- [Work to do]: Transcribe the records that follow exactly. Skip the pictures.

- [Provided records]:

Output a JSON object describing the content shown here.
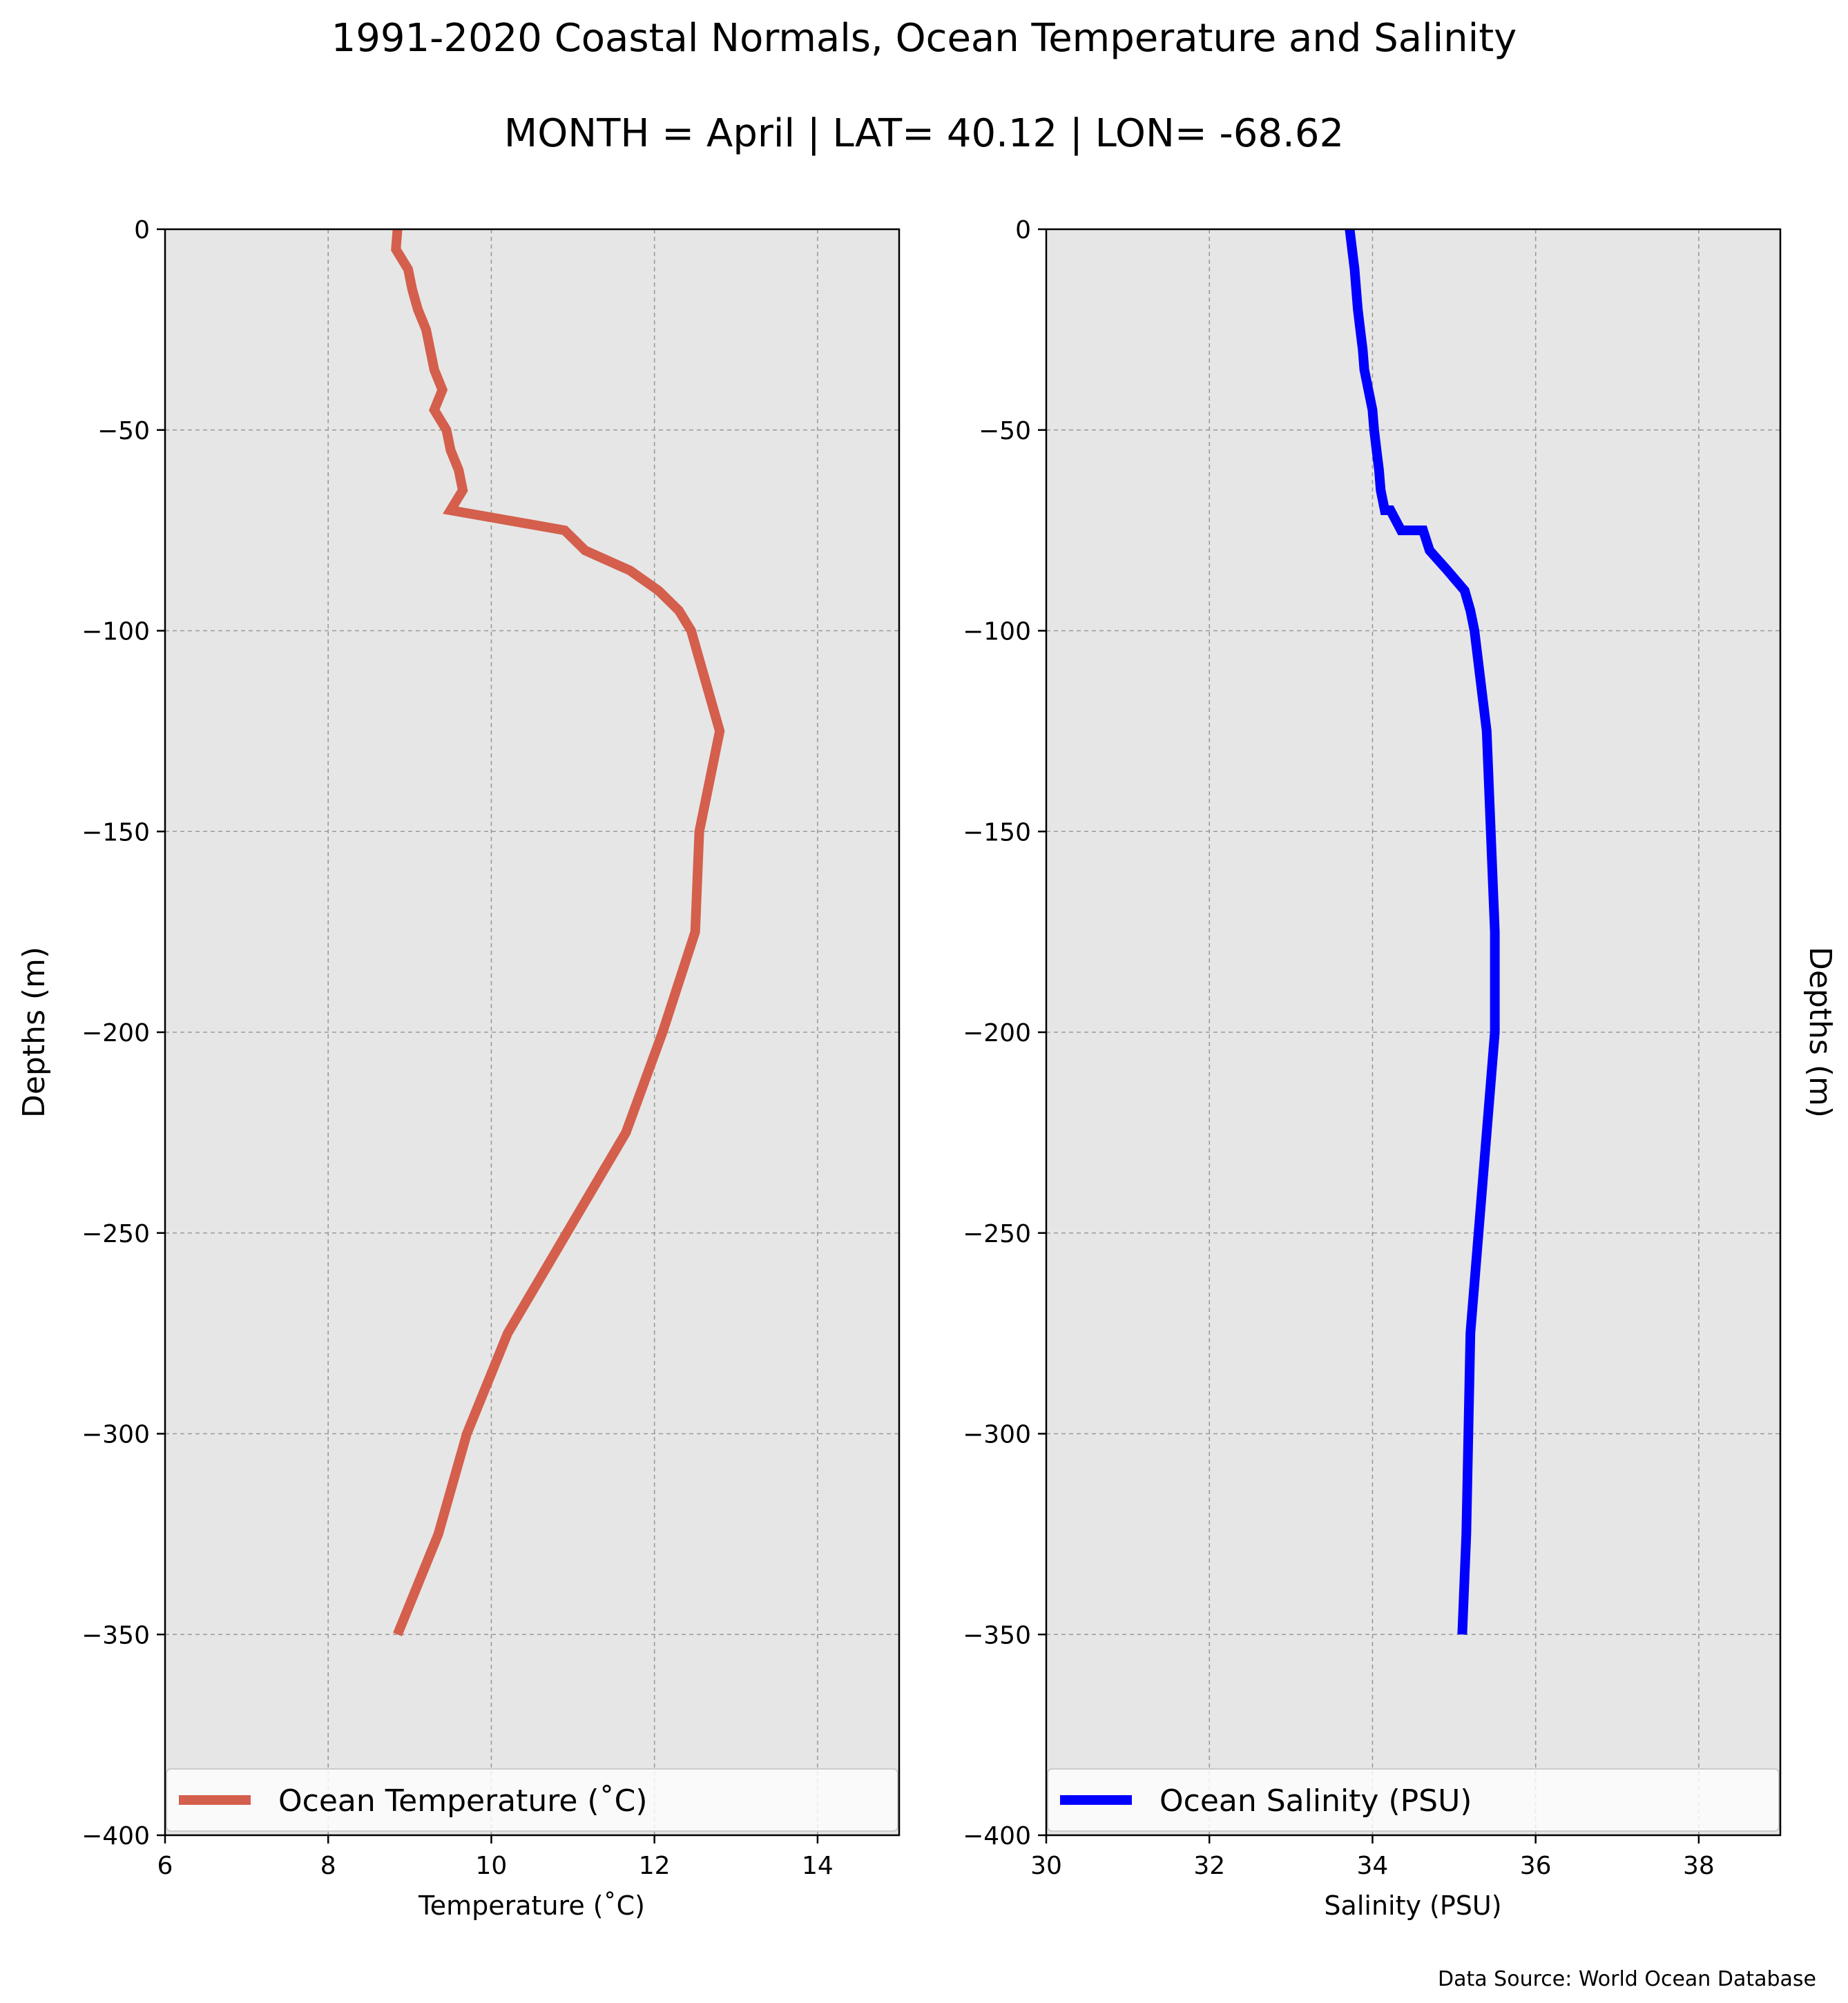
{
  "figure": {
    "title": "1991-2020 Coastal Normals, Ocean Temperature and Salinity",
    "subtitle": "MONTH = April | LAT= 40.12 | LON= -68.62",
    "source": "Data Source: World Ocean Database"
  },
  "colors": {
    "temperature_line": "#d45f4c",
    "salinity_line": "#0000ff",
    "axes_background": "#e6e6e6",
    "grid": "#9a9a9a"
  },
  "chart_data": [
    {
      "type": "line",
      "panel": "left",
      "xlabel": "Temperature ($^\\circ$C)",
      "xlabel_display": "Temperature (˚C)",
      "ylabel": "Depths (m)",
      "xlim": [
        6,
        15
      ],
      "ylim": [
        -400,
        0
      ],
      "xticks": [
        6,
        8,
        10,
        12,
        14
      ],
      "xtick_labels": [
        "6",
        "8",
        "10",
        "12",
        "14"
      ],
      "yticks": [
        0,
        -50,
        -100,
        -150,
        -200,
        -250,
        -300,
        -350,
        -400
      ],
      "ytick_labels": [
        "0",
        "−50",
        "−100",
        "−150",
        "−200",
        "−250",
        "−300",
        "−350",
        "−400"
      ],
      "grid": true,
      "legend_position": "lower-center",
      "series": [
        {
          "name": "Ocean Temperature ($^\\circ$C)",
          "name_display": "Ocean Temperature (˚C)",
          "x": [
            8.85,
            8.83,
            8.98,
            9.03,
            9.1,
            9.2,
            9.25,
            9.3,
            9.4,
            9.3,
            9.45,
            9.5,
            9.6,
            9.65,
            9.5,
            10.9,
            11.15,
            11.7,
            12.05,
            12.3,
            12.45,
            12.8,
            12.55,
            12.5,
            12.1,
            11.65,
            10.2,
            9.7,
            9.35,
            8.85
          ],
          "y": [
            0,
            -5,
            -10,
            -15,
            -20,
            -25,
            -30,
            -35,
            -40,
            -45,
            -50,
            -55,
            -60,
            -65,
            -70,
            -75,
            -80,
            -85,
            -90,
            -95,
            -100,
            -125,
            -150,
            -175,
            -200,
            -225,
            -275,
            -300,
            -325,
            -350
          ]
        }
      ]
    },
    {
      "type": "line",
      "panel": "right",
      "xlabel": "Salinity (PSU)",
      "ylabel": "Depths (m)",
      "xlim": [
        30,
        39
      ],
      "ylim": [
        -400,
        0
      ],
      "xticks": [
        30,
        32,
        34,
        36,
        38
      ],
      "xtick_labels": [
        "30",
        "32",
        "34",
        "36",
        "38"
      ],
      "yticks": [
        0,
        -50,
        -100,
        -150,
        -200,
        -250,
        -300,
        -350,
        -400
      ],
      "ytick_labels": [
        "0",
        "−50",
        "−100",
        "−150",
        "−200",
        "−250",
        "−300",
        "−350",
        "−400"
      ],
      "grid": true,
      "legend_position": "lower-center",
      "series": [
        {
          "name": "Ocean Salinity (PSU)",
          "x": [
            33.72,
            33.75,
            33.78,
            33.8,
            33.82,
            33.85,
            33.88,
            33.9,
            33.95,
            34.0,
            34.02,
            34.05,
            34.08,
            34.1,
            34.15,
            34.22,
            34.35,
            34.62,
            34.7,
            34.92,
            35.13,
            35.2,
            35.25,
            35.4,
            35.45,
            35.5,
            35.5,
            35.4,
            35.3,
            35.2,
            35.15,
            35.1
          ],
          "y": [
            0,
            -5,
            -10,
            -15,
            -20,
            -25,
            -30,
            -35,
            -40,
            -45,
            -50,
            -55,
            -60,
            -65,
            -70,
            -70,
            -75,
            -75,
            -80,
            -85,
            -90,
            -95,
            -100,
            -125,
            -150,
            -175,
            -200,
            -225,
            -250,
            -275,
            -325,
            -350
          ]
        }
      ]
    }
  ]
}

- [Solution to the problem]:
Output a JSON object describing the content shown here.
{
  "figure": {
    "title": "1991-2020 Coastal Normals, Ocean Temperature and Salinity",
    "subtitle": "MONTH = April | LAT= 40.12 | LON= -68.62",
    "source": "Data Source: World Ocean Database"
  },
  "colors": {
    "temperature_line": "#d45f4c",
    "salinity_line": "#0000ff",
    "axes_background": "#e6e6e6",
    "grid": "#9a9a9a"
  },
  "chart_data": [
    {
      "type": "line",
      "panel": "left",
      "xlabel": "Temperature ($^\\circ$C)",
      "xlabel_display": "Temperature (˚C)",
      "ylabel": "Depths (m)",
      "xlim": [
        6,
        15
      ],
      "ylim": [
        -400,
        0
      ],
      "xticks": [
        6,
        8,
        10,
        12,
        14
      ],
      "xtick_labels": [
        "6",
        "8",
        "10",
        "12",
        "14"
      ],
      "yticks": [
        0,
        -50,
        -100,
        -150,
        -200,
        -250,
        -300,
        -350,
        -400
      ],
      "ytick_labels": [
        "0",
        "−50",
        "−100",
        "−150",
        "−200",
        "−250",
        "−300",
        "−350",
        "−400"
      ],
      "grid": true,
      "legend_position": "lower-center",
      "series": [
        {
          "name": "Ocean Temperature ($^\\circ$C)",
          "name_display": "Ocean Temperature (˚C)",
          "x": [
            8.85,
            8.83,
            8.98,
            9.03,
            9.1,
            9.2,
            9.25,
            9.3,
            9.4,
            9.3,
            9.45,
            9.5,
            9.6,
            9.65,
            9.5,
            10.9,
            11.15,
            11.7,
            12.05,
            12.3,
            12.45,
            12.8,
            12.55,
            12.5,
            12.1,
            11.65,
            10.2,
            9.7,
            9.35,
            8.85
          ],
          "y": [
            0,
            -5,
            -10,
            -15,
            -20,
            -25,
            -30,
            -35,
            -40,
            -45,
            -50,
            -55,
            -60,
            -65,
            -70,
            -75,
            -80,
            -85,
            -90,
            -95,
            -100,
            -125,
            -150,
            -175,
            -200,
            -225,
            -275,
            -300,
            -325,
            -350
          ]
        }
      ]
    },
    {
      "type": "line",
      "panel": "right",
      "xlabel": "Salinity (PSU)",
      "ylabel": "Depths (m)",
      "xlim": [
        30,
        39
      ],
      "ylim": [
        -400,
        0
      ],
      "xticks": [
        30,
        32,
        34,
        36,
        38
      ],
      "xtick_labels": [
        "30",
        "32",
        "34",
        "36",
        "38"
      ],
      "yticks": [
        0,
        -50,
        -100,
        -150,
        -200,
        -250,
        -300,
        -350,
        -400
      ],
      "ytick_labels": [
        "0",
        "−50",
        "−100",
        "−150",
        "−200",
        "−250",
        "−300",
        "−350",
        "−400"
      ],
      "grid": true,
      "legend_position": "lower-center",
      "series": [
        {
          "name": "Ocean Salinity (PSU)",
          "x": [
            33.72,
            33.75,
            33.78,
            33.8,
            33.82,
            33.85,
            33.88,
            33.9,
            33.95,
            34.0,
            34.02,
            34.05,
            34.08,
            34.1,
            34.15,
            34.22,
            34.35,
            34.62,
            34.7,
            34.92,
            35.13,
            35.2,
            35.25,
            35.4,
            35.45,
            35.5,
            35.5,
            35.4,
            35.3,
            35.2,
            35.15,
            35.1
          ],
          "y": [
            0,
            -5,
            -10,
            -15,
            -20,
            -25,
            -30,
            -35,
            -40,
            -45,
            -50,
            -55,
            -60,
            -65,
            -70,
            -70,
            -75,
            -75,
            -80,
            -85,
            -90,
            -95,
            -100,
            -125,
            -150,
            -175,
            -200,
            -225,
            -250,
            -275,
            -325,
            -350
          ]
        }
      ]
    }
  ]
}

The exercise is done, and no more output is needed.